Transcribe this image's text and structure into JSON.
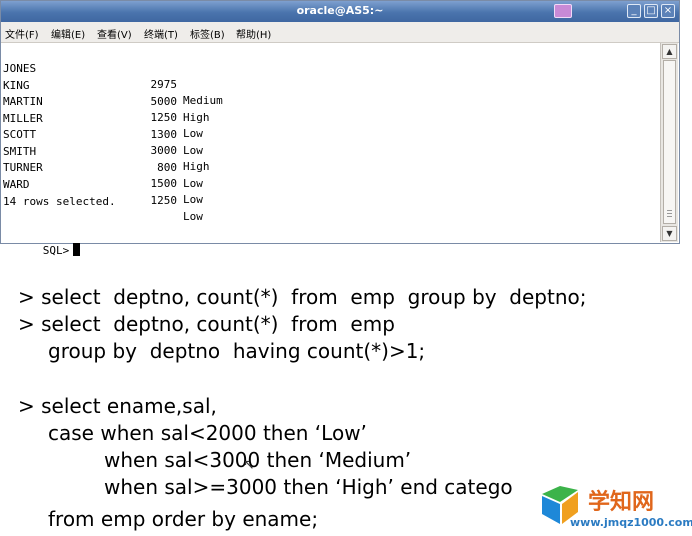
{
  "window": {
    "title": "oracle@AS5:~",
    "menu": [
      "文件(F)",
      "编辑(E)",
      "查看(V)",
      "终端(T)",
      "标签(B)",
      "帮助(H)"
    ]
  },
  "terminal": {
    "rows": [
      {
        "name": "JONES",
        "sal": "2975",
        "cat": "Medium"
      },
      {
        "name": "KING",
        "sal": "5000",
        "cat": "High"
      },
      {
        "name": "MARTIN",
        "sal": "1250",
        "cat": "Low"
      },
      {
        "name": "MILLER",
        "sal": "1300",
        "cat": "Low"
      },
      {
        "name": "SCOTT",
        "sal": "3000",
        "cat": "High"
      },
      {
        "name": "SMITH",
        "sal": "800",
        "cat": "Low"
      },
      {
        "name": "TURNER",
        "sal": "1500",
        "cat": "Low"
      },
      {
        "name": "WARD",
        "sal": "1250",
        "cat": "Low"
      }
    ],
    "summary": "14 rows selected.",
    "prompt": "SQL>"
  },
  "slide": {
    "lines": [
      "> select  deptno, count(*)  from  emp  group by  deptno;",
      "> select  deptno, count(*)  from  emp",
      "group by  deptno  having count(*)>1;",
      "> select ename,sal,",
      "case when sal<2000 then ‘Low’",
      "when sal<3000 then ‘Medium’",
      "when sal>=3000 then ‘High’ end catego",
      "from emp order by ename;"
    ]
  },
  "watermark": {
    "brand": "学知网",
    "url": "www.jmqz1000.com"
  }
}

→ **EXERCISE INSTRUCTIONS**:
Look through the material and copy each line that has "from".

→ **ANSWER FOR THE TASK**:
      "> select  deptno, count(*)  from  emp  group by  deptno;",
      "> select  deptno, count(*)  from  emp",
      "from emp order by ename;"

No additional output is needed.